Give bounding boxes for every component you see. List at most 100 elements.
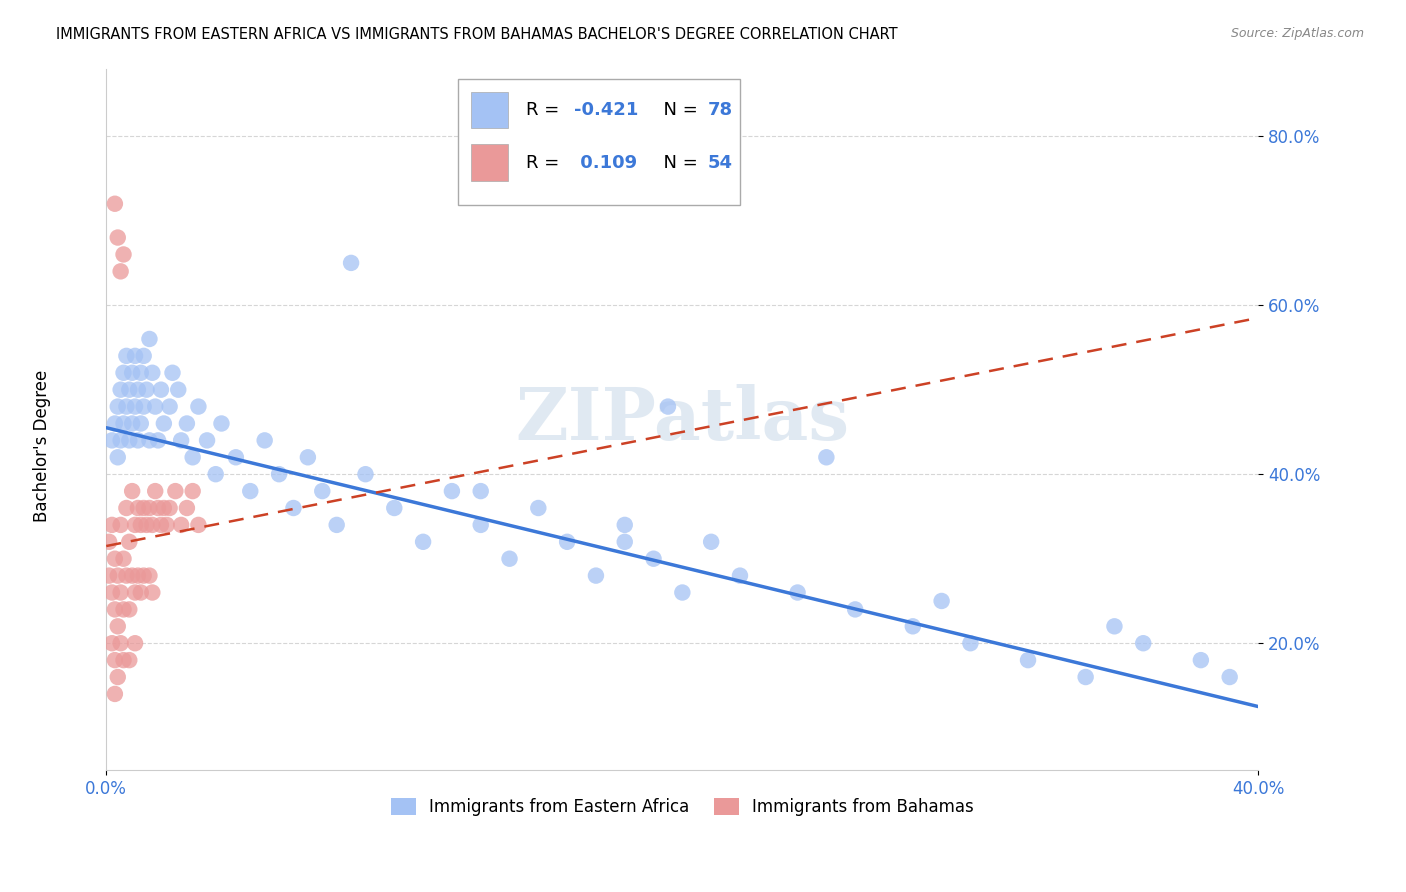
Point [110, 517, 132, 532]
Point [124, 517, 146, 532]
Point [176, 501, 198, 516]
Text: N =: N = [652, 153, 704, 171]
Point [195, 434, 218, 448]
Point [470, 517, 492, 532]
Point [267, 467, 290, 482]
Point [141, 585, 163, 599]
Text: Source: ZipAtlas.com: Source: ZipAtlas.com [1230, 27, 1364, 40]
Point [657, 400, 679, 414]
Point [239, 484, 262, 499]
Legend: Immigrants from Eastern Africa, Immigrants from Bahamas: Immigrants from Eastern Africa, Immigran… [382, 790, 983, 825]
Point [121, 366, 143, 380]
Point [110, 585, 132, 599]
Point [156, 517, 179, 532]
Point [115, 349, 138, 363]
Text: 78: 78 [707, 101, 733, 119]
Point [149, 383, 172, 397]
Point [440, 484, 463, 499]
Point [115, 501, 138, 516]
Point [700, 534, 723, 549]
Text: -0.421: -0.421 [574, 101, 638, 119]
Point [181, 484, 204, 499]
Point [225, 450, 247, 465]
Point [107, 230, 129, 244]
Point [110, 383, 132, 397]
Point [311, 484, 333, 499]
Point [613, 517, 636, 532]
Point [1219, 670, 1241, 684]
Point [115, 400, 138, 414]
Point [121, 417, 143, 431]
Point [786, 585, 808, 599]
Point [98, 534, 121, 549]
Point [149, 517, 172, 532]
Point [104, 551, 127, 566]
Point [170, 517, 193, 532]
Point [412, 534, 434, 549]
Point [104, 417, 127, 431]
FancyBboxPatch shape [471, 92, 509, 128]
Text: R =: R = [526, 101, 565, 119]
Point [143, 400, 166, 414]
Point [382, 501, 405, 516]
Point [132, 349, 155, 363]
Point [107, 670, 129, 684]
Point [110, 636, 132, 650]
Point [121, 484, 143, 499]
Point [98, 568, 121, 582]
Point [153, 417, 176, 431]
Point [110, 264, 132, 278]
Point [176, 417, 198, 431]
Point [124, 585, 146, 599]
Point [112, 602, 135, 616]
Point [901, 619, 924, 633]
Point [728, 568, 751, 582]
FancyBboxPatch shape [458, 79, 740, 205]
Point [470, 484, 492, 499]
Point [107, 619, 129, 633]
Text: Bachelor's Degree: Bachelor's Degree [34, 370, 51, 522]
Point [181, 450, 204, 465]
Point [118, 534, 141, 549]
Point [585, 568, 607, 582]
Point [138, 501, 160, 516]
Point [253, 434, 276, 448]
Point [107, 400, 129, 414]
Text: 0.109: 0.109 [574, 153, 637, 171]
Point [107, 568, 129, 582]
Point [141, 366, 163, 380]
Point [555, 534, 578, 549]
Point [132, 400, 155, 414]
Point [671, 585, 693, 599]
Point [135, 383, 157, 397]
Point [143, 484, 166, 499]
Point [165, 484, 187, 499]
Point [159, 501, 181, 516]
Point [138, 332, 160, 346]
Point [118, 602, 141, 616]
Point [1132, 636, 1154, 650]
Point [167, 383, 190, 397]
Point [112, 653, 135, 667]
Point [129, 366, 152, 380]
Point [325, 517, 347, 532]
Point [101, 517, 124, 532]
Point [1189, 653, 1212, 667]
FancyBboxPatch shape [471, 145, 509, 181]
Point [138, 434, 160, 448]
Point [613, 534, 636, 549]
Point [146, 501, 169, 516]
Point [643, 551, 665, 566]
Point [1104, 619, 1126, 633]
Point [107, 450, 129, 465]
Point [931, 594, 953, 608]
Point [101, 585, 124, 599]
Point [141, 517, 163, 532]
Point [187, 400, 209, 414]
Point [127, 501, 149, 516]
Point [121, 568, 143, 582]
Point [127, 383, 149, 397]
Point [132, 501, 155, 516]
Text: IMMIGRANTS FROM EASTERN AFRICA VS IMMIGRANTS FROM BAHAMAS BACHELOR'S DEGREE CORR: IMMIGRANTS FROM EASTERN AFRICA VS IMMIGR… [56, 27, 898, 42]
Point [118, 653, 141, 667]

* * * * * * * * *

YOUR INSTRUCTIONS | Give every line of the items above as a JSON list of strings, one string per line, leaving out blank lines and the pictures.

FINAL ANSWER |
[
  "Give bounding boxes for every component you see. List at most 100 elements.",
  "Point [110, 517, 132, 532]",
  "Point [124, 517, 146, 532]",
  "Point [176, 501, 198, 516]",
  "Text: N =: N = [652, 153, 704, 171]",
  "Point [195, 434, 218, 448]",
  "Point [470, 517, 492, 532]",
  "Point [267, 467, 290, 482]",
  "Point [141, 585, 163, 599]",
  "Text: Source: ZipAtlas.com: Source: ZipAtlas.com [1230, 27, 1364, 40]",
  "Point [657, 400, 679, 414]",
  "Point [239, 484, 262, 499]",
  "Legend: Immigrants from Eastern Africa, Immigrants from Bahamas: Immigrants from Eastern Africa, Immigran… [382, 790, 983, 825]",
  "Point [121, 366, 143, 380]",
  "Point [110, 585, 132, 599]",
  "Point [156, 517, 179, 532]",
  "Point [115, 349, 138, 363]",
  "Text: 78: 78 [707, 101, 733, 119]",
  "Point [149, 383, 172, 397]",
  "Point [440, 484, 463, 499]",
  "Point [115, 501, 138, 516]",
  "Point [700, 534, 723, 549]",
  "Text: -0.421: -0.421 [574, 101, 638, 119]",
  "Point [181, 484, 204, 499]",
  "Point [225, 450, 247, 465]",
  "Point [107, 230, 129, 244]",
  "Point [110, 383, 132, 397]",
  "Point [311, 484, 333, 499]",
  "Point [613, 517, 636, 532]",
  "Point [1219, 670, 1241, 684]",
  "Point [115, 400, 138, 414]",
  "Point [121, 417, 143, 431]",
  "Point [786, 585, 808, 599]",
  "Point [98, 534, 121, 549]",
  "Point [149, 517, 172, 532]",
  "Point [104, 551, 127, 566]",
  "Point [170, 517, 193, 532]",
  "Point [412, 534, 434, 549]",
  "Point [104, 417, 127, 431]",
  "FancyBboxPatch shape [471, 92, 509, 128]",
  "Text: R =: R = [526, 101, 565, 119]",
  "Point [143, 400, 166, 414]",
  "Point [382, 501, 405, 516]",
  "Point [132, 349, 155, 363]",
  "Point [107, 670, 129, 684]",
  "Point [110, 636, 132, 650]",
  "Point [121, 484, 143, 499]",
  "Point [98, 568, 121, 582]",
  "Point [153, 417, 176, 431]",
  "Point [110, 264, 132, 278]",
  "Point [176, 417, 198, 431]",
  "Point [124, 585, 146, 599]",
  "Point [112, 602, 135, 616]",
  "Point [901, 619, 924, 633]",
  "Point [728, 568, 751, 582]",
  "FancyBboxPatch shape [458, 79, 740, 205]",
  "Point [470, 484, 492, 499]",
  "Point [107, 619, 129, 633]",
  "Text: Bachelor's Degree: Bachelor's Degree [34, 370, 51, 522]",
  "Point [181, 450, 204, 465]",
  "Point [118, 534, 141, 549]",
  "Point [585, 568, 607, 582]",
  "Point [138, 501, 160, 516]",
  "Point [253, 434, 276, 448]",
  "Point [107, 400, 129, 414]",
  "Text: 0.109: 0.109 [574, 153, 637, 171]",
  "Point [107, 568, 129, 582]",
  "Point [141, 366, 163, 380]",
  "Point [555, 534, 578, 549]",
  "Point [132, 400, 155, 414]",
  "Point [671, 585, 693, 599]",
  "Point [135, 383, 157, 397]",
  "Point [143, 484, 166, 499]",
  "Point [165, 484, 187, 499]",
  "Point [159, 501, 181, 516]",
  "Point [138, 332, 160, 346]",
  "Point [118, 602, 141, 616]",
  "Point [1132, 636, 1154, 650]",
  "Point [167, 383, 190, 397]",
  "Point [112, 653, 135, 667]",
  "Point [129, 366, 152, 380]",
  "Point [325, 517, 347, 532]",
  "Point [101, 517, 124, 532]",
  "Point [1189, 653, 1212, 667]",
  "FancyBboxPatch shape [471, 145, 509, 181]",
  "Point [138, 434, 160, 448]",
  "Point [613, 534, 636, 549]",
  "Point [146, 501, 169, 516]",
  "Point [643, 551, 665, 566]",
  "Point [1104, 619, 1126, 633]",
  "Point [107, 450, 129, 465]",
  "Point [931, 594, 953, 608]",
  "Point [101, 585, 124, 599]",
  "Point [141, 517, 163, 532]",
  "Point [187, 400, 209, 414]",
  "Point [127, 501, 149, 516]",
  "Point [121, 568, 143, 582]",
  "Point [127, 383, 149, 397]",
  "Point [132, 501, 155, 516]",
  "Text: IMMIGRANTS FROM EASTERN AFRICA VS IMMIGRANTS FROM BAHAMAS BACHELOR'S DEGREE CORR: IMMIGRANTS FROM EASTERN AFRICA VS IMMIGR… [56, 27, 898, 42]",
  "Point [118, 653, 141, 667]"
]